Given task ▸ Select lines where the word "Gütersloh" appears.

# START OF Records to use

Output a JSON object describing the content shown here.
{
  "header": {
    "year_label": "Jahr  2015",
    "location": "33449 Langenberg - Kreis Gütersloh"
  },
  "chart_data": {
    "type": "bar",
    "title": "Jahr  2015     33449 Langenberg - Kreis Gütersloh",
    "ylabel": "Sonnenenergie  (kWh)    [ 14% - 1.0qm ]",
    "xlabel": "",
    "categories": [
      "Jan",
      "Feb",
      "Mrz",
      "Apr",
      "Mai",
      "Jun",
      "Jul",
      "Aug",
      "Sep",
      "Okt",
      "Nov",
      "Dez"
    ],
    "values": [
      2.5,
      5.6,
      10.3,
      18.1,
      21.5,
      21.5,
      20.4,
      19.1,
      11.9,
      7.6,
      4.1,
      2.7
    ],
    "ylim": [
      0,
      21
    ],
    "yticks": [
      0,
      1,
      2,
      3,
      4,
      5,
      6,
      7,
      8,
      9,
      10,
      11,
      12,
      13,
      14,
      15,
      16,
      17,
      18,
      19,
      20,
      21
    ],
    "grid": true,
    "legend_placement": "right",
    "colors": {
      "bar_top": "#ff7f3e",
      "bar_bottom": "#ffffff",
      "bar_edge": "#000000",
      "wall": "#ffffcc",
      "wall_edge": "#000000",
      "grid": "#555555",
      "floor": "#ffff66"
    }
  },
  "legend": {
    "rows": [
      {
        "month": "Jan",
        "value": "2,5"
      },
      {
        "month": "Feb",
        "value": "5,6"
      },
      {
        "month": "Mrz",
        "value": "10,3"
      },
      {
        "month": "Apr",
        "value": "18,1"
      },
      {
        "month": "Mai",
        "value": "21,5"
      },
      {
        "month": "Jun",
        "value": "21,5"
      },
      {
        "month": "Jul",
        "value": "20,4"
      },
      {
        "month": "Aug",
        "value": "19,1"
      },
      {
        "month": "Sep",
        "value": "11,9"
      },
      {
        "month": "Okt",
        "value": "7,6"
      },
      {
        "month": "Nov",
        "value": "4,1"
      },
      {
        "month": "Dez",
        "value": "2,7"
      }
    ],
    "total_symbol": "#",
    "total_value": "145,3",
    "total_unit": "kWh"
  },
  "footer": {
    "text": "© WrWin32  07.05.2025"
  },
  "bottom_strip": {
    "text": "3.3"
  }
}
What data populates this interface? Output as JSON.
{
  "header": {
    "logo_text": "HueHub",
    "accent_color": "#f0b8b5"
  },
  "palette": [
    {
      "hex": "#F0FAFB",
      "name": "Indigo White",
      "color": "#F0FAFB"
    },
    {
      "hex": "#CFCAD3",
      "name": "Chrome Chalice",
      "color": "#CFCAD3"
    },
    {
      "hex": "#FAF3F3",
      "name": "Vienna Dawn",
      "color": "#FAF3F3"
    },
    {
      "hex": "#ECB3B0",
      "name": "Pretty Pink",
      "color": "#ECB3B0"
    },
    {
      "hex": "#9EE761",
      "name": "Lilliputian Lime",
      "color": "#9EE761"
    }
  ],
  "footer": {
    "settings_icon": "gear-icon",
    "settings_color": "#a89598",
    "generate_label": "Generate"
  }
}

# END OF Records to use

Solution for this task ▸
    "location": "33449 Langenberg - Kreis Gütersloh"
    "title": "Jahr  2015     33449 Langenberg - Kreis Gütersloh",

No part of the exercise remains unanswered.